Entries excerpted from a collection:
————————

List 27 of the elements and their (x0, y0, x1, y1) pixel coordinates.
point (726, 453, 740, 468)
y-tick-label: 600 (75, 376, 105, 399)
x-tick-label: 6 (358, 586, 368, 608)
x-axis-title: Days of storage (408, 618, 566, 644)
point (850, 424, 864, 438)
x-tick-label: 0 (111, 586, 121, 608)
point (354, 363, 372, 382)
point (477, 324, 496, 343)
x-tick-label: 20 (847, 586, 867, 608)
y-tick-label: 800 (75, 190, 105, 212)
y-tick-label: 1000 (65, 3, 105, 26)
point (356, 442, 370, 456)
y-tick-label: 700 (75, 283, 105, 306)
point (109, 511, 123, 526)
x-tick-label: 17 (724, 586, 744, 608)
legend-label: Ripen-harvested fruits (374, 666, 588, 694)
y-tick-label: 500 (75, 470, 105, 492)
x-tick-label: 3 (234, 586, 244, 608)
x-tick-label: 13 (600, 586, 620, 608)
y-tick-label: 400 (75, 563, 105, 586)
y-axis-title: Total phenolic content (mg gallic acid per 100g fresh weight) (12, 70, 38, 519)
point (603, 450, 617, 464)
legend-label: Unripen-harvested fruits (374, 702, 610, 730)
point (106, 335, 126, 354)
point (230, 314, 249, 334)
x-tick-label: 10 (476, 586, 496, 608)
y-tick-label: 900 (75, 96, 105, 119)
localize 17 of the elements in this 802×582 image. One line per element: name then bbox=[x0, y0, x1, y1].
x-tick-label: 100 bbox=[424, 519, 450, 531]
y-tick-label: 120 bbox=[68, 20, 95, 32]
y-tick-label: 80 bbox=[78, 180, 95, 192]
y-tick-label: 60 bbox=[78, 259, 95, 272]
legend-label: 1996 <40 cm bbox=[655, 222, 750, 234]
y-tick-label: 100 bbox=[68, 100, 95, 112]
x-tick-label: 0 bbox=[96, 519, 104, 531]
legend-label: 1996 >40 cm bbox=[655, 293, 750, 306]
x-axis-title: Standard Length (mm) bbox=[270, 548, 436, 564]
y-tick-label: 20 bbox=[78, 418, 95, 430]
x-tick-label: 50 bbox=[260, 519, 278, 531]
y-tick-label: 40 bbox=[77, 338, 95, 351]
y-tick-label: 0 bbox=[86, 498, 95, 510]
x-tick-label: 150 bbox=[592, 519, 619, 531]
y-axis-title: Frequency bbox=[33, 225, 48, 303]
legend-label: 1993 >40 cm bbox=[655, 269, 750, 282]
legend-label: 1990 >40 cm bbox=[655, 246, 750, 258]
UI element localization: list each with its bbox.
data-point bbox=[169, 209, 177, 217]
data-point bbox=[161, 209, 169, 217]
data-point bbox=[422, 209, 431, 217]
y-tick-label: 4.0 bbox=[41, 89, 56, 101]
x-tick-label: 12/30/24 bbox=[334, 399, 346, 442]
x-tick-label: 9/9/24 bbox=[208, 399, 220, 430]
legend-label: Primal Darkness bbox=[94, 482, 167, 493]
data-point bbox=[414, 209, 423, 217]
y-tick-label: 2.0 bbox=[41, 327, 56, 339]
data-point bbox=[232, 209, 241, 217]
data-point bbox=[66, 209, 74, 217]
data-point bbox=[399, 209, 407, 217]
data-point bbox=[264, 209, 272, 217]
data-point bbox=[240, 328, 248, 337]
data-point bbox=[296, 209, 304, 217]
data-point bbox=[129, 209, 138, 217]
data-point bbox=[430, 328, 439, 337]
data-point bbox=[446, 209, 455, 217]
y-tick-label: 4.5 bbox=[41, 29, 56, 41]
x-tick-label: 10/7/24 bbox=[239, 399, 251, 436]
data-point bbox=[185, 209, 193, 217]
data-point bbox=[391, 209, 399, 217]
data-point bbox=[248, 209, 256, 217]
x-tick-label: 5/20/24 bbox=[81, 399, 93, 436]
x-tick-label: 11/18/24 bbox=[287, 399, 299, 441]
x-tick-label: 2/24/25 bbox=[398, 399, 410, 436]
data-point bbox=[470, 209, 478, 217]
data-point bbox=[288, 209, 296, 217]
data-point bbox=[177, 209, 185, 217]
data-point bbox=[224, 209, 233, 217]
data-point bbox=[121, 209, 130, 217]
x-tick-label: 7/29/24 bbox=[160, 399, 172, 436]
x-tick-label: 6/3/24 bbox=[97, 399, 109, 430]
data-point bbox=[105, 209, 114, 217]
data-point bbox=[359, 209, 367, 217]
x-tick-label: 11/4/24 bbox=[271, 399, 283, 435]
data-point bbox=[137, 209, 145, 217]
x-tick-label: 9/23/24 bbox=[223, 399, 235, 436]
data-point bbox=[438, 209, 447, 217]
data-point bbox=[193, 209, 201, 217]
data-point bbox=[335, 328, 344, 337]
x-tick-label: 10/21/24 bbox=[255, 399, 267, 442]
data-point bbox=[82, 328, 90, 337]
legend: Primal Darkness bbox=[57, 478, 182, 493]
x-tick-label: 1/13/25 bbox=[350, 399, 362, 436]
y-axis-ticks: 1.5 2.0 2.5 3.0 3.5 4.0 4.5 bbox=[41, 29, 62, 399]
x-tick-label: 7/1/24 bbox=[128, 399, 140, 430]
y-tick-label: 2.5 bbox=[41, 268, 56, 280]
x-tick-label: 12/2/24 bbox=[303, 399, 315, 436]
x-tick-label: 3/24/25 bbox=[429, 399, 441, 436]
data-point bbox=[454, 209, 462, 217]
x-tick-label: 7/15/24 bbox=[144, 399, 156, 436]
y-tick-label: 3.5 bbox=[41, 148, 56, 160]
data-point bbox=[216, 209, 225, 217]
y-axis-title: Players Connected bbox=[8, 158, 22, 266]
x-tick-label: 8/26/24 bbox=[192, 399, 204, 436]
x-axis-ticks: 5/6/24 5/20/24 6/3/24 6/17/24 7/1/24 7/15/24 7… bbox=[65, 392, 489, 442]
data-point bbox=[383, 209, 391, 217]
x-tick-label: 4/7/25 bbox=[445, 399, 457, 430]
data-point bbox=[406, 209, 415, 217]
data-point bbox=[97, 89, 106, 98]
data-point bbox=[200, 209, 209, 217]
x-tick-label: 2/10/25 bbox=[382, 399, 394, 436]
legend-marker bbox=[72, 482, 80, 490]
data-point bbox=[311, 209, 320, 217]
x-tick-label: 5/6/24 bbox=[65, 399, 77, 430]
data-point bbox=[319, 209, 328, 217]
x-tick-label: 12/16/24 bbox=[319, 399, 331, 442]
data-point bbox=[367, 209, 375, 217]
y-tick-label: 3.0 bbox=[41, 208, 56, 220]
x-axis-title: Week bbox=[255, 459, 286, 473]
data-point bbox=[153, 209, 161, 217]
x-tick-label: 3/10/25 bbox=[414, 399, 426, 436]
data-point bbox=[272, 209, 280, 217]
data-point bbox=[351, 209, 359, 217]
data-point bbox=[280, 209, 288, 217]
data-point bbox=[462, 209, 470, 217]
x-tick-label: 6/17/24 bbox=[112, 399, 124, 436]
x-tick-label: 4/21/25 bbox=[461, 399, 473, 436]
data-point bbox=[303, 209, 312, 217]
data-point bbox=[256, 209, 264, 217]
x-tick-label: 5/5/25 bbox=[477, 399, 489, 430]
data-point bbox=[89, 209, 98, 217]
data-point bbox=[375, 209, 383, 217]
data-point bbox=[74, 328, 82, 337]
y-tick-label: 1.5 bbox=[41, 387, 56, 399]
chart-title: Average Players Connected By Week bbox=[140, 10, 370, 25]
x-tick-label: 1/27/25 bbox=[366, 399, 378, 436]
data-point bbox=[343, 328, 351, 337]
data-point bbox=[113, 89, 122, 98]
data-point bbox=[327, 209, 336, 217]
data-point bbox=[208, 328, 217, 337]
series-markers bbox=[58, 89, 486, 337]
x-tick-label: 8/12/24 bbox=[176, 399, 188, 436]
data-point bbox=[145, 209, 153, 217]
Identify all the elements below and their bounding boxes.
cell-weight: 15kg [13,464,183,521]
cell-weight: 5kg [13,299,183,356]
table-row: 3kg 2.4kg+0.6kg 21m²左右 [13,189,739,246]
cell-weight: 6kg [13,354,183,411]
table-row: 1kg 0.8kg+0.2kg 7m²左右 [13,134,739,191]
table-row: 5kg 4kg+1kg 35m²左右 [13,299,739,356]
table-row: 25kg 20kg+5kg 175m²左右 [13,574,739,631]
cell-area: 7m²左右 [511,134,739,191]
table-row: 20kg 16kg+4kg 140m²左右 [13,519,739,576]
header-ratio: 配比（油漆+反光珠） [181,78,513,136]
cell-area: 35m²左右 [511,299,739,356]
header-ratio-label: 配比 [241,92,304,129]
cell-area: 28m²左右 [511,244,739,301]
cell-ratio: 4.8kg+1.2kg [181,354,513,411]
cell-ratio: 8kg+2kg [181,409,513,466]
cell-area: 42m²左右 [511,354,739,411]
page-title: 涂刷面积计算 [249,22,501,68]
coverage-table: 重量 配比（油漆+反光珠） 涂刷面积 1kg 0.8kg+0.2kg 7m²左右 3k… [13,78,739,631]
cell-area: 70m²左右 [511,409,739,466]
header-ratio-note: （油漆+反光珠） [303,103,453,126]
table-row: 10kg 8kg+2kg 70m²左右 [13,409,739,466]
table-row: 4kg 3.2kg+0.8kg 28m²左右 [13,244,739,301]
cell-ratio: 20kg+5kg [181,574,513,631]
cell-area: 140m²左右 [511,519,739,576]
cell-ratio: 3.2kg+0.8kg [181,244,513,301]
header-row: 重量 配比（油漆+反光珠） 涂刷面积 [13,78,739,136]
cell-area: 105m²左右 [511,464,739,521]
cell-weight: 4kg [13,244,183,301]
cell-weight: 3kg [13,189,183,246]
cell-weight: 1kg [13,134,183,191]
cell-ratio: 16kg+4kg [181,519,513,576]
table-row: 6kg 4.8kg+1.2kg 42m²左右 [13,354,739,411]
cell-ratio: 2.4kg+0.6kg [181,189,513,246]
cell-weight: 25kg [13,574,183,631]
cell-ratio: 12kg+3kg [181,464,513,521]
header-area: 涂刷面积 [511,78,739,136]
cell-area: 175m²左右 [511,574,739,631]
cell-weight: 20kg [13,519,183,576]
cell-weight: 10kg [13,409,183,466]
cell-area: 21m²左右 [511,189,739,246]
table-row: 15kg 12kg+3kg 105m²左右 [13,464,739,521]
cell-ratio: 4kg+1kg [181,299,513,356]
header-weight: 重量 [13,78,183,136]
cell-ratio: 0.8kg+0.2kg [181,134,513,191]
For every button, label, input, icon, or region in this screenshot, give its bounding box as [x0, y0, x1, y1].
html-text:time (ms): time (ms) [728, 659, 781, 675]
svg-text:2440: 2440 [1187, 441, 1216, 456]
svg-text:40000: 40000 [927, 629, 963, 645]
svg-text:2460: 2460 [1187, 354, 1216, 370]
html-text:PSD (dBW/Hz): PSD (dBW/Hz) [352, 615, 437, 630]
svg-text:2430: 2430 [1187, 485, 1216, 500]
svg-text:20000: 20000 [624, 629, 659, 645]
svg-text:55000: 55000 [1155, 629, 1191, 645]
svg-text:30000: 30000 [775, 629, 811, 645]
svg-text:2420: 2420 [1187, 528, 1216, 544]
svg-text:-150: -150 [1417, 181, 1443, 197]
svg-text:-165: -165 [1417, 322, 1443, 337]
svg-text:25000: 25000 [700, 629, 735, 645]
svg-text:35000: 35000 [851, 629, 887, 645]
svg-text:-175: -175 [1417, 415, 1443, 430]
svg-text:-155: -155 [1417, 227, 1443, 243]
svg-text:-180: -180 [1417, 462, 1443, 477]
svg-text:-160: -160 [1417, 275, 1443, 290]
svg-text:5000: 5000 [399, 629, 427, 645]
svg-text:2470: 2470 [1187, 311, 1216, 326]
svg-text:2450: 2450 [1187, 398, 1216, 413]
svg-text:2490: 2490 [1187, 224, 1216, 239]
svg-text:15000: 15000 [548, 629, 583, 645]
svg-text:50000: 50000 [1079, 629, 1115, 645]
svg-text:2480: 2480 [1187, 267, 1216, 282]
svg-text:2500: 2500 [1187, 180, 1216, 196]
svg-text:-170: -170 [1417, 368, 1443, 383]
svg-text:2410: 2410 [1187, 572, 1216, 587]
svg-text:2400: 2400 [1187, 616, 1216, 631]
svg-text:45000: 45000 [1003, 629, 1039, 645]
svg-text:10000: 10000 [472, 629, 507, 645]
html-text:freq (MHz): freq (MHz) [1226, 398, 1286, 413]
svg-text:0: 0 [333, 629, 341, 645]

————————

To be done: Lay out the lines as a Markdown table with the columns Row and Line, starting with the first line of the entries and going on through the line with "y-tick-label: 0 bbox=[86, 498, 95, 510]", with both ends included. Number each row, and leave out any blank lines.

Final answer:
| Row | Line |
|---|---|
| 1 | List 27 of the elements and their (x0, y0, x1, y1) pixel coordinates. |
| 2 | point (726, 453, 740, 468) |
| 3 | y-tick-label: 600 (75, 376, 105, 399) |
| 4 | x-tick-label: 6 (358, 586, 368, 608) |
| 5 | x-axis-title: Days of storage (408, 618, 566, 644) |
| 6 | point (850, 424, 864, 438) |
| 7 | x-tick-label: 0 (111, 586, 121, 608) |
| 8 | point (354, 363, 372, 382) |
| 9 | point (477, 324, 496, 343) |
| 10 | x-tick-label: 20 (847, 586, 867, 608) |
| 11 | y-tick-label: 800 (75, 190, 105, 212) |
| 12 | y-tick-label: 1000 (65, 3, 105, 26) |
| 13 | point (356, 442, 370, 456) |
| 14 | y-tick-label: 700 (75, 283, 105, 306) |
| 15 | point (109, 511, 123, 526) |
| 16 | x-tick-label: 17 (724, 586, 744, 608) |
| 17 | legend-label: Ripen-harvested fruits (374, 666, 588, 694) |
| 18 | y-tick-label: 500 (75, 470, 105, 492) |
| 19 | x-tick-label: 3 (234, 586, 244, 608) |
| 20 | x-tick-label: 13 (600, 586, 620, 608) |
| 21 | y-tick-label: 400 (75, 563, 105, 586) |
| 22 | y-axis-title: Total phenolic content (mg gallic acid per 100g fresh weight) (12, 70, 38, 519) |
| 23 | point (603, 450, 617, 464) |
| 24 | legend-label: Unripen-harvested fruits (374, 702, 610, 730) |
| 25 | point (106, 335, 126, 354) |
| 26 | point (230, 314, 249, 334) |
| 27 | x-tick-label: 10 (476, 586, 496, 608) |
| 28 | y-tick-label: 900 (75, 96, 105, 119) |
| 29 | localize 17 of the elements in this 802×582 image. One line per element: name then bbox=[x0, y0, x1, y1]. |
| 30 | x-tick-label: 100 bbox=[424, 519, 450, 531] |
| 31 | y-tick-label: 120 bbox=[68, 20, 95, 32] |
| 32 | y-tick-label: 80 bbox=[78, 180, 95, 192] |
| 33 | y-tick-label: 60 bbox=[78, 259, 95, 272] |
| 34 | legend-label: 1996 <40 cm bbox=[655, 222, 750, 234] |
| 35 | y-tick-label: 100 bbox=[68, 100, 95, 112] |
| 36 | x-tick-label: 0 bbox=[96, 519, 104, 531] |
| 37 | legend-label: 1996 >40 cm bbox=[655, 293, 750, 306] |
| 38 | x-axis-title: Standard Length (mm) bbox=[270, 548, 436, 564] |
| 39 | y-tick-label: 20 bbox=[78, 418, 95, 430] |
| 40 | x-tick-label: 50 bbox=[260, 519, 278, 531] |
| 41 | y-tick-label: 40 bbox=[77, 338, 95, 351] |
| 42 | y-tick-label: 0 bbox=[86, 498, 95, 510] |